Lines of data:
* * *

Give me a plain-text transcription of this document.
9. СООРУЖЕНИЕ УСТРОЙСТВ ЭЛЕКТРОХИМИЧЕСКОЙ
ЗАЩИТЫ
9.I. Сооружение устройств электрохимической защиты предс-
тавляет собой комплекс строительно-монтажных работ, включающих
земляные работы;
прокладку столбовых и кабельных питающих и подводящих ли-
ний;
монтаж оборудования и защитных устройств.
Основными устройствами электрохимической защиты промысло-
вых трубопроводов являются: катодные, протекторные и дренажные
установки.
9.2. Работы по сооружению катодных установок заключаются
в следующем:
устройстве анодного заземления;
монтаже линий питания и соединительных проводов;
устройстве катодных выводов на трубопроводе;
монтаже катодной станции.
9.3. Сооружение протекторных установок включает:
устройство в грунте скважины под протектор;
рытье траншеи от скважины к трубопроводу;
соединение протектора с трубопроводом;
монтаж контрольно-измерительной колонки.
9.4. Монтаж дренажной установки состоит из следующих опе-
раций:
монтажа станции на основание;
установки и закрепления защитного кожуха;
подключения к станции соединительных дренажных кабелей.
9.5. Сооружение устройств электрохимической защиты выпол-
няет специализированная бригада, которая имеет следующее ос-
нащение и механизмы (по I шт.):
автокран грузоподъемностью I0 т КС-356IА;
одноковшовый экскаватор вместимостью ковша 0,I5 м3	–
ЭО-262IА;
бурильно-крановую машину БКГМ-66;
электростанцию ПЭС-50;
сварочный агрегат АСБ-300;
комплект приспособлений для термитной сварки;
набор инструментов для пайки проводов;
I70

* * *

Select every line of the material above holding the word "скважины" and copy it.

устройство в грунте скважины под протектор;
рытье траншеи от скважины к трубопроводу;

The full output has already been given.